* Start EXTRACTED RECORDS *

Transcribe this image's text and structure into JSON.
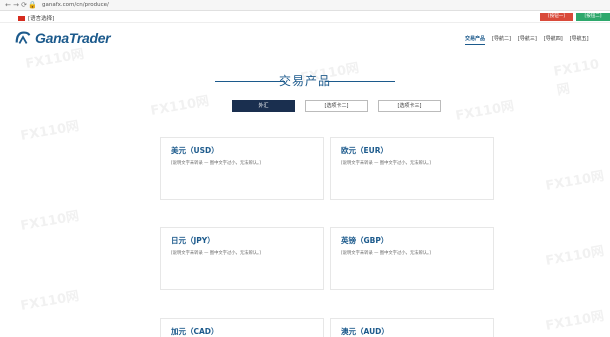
{
  "browser": {
    "url": "ganafx.com/cn/produce/"
  },
  "topbar": {
    "language": "[语言选择]",
    "btn_open_live": "[按钮一]",
    "btn_open_demo": "[按钮二]"
  },
  "logo": {
    "text": "GanaTrader"
  },
  "nav": {
    "items": [
      "交易产品",
      "[导航二]",
      "[导航三]",
      "[导航四]",
      "[导航五]"
    ]
  },
  "page": {
    "title": "交易产品"
  },
  "tabs": [
    "外汇",
    "[选项卡二]",
    "[选项卡三]"
  ],
  "cards": [
    {
      "title": "美元（USD）",
      "desc": "[说明文字未转录 — 图中文字过小，无法辨认。]"
    },
    {
      "title": "欧元（EUR）",
      "desc": "[说明文字未转录 — 图中文字过小，无法辨认。]"
    },
    {
      "title": "日元（JPY）",
      "desc": "[说明文字未转录 — 图中文字过小，无法辨认。]"
    },
    {
      "title": "英镑（GBP）",
      "desc": "[说明文字未转录 — 图中文字过小，无法辨认。]"
    },
    {
      "title": "加元（CAD）",
      "desc": ""
    },
    {
      "title": "澳元（AUD）",
      "desc": ""
    }
  ],
  "watermark": {
    "text": "FX110网"
  },
  "colors": {
    "brand": "#1c5a8c",
    "tab_active": "#1a2f4f",
    "btn_red": "#d94a3a",
    "btn_green": "#2ea86c"
  }
}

* End EXTRACTED RECORDS *

WHAT IS BEING ASKED:
Find the lines containing "text" and list every one of them.

RESPONSE TO THIS TASK:
Transcribe this image's text and structure into JSON.
    "text": "GanaTrader"
    "text": "FX110网"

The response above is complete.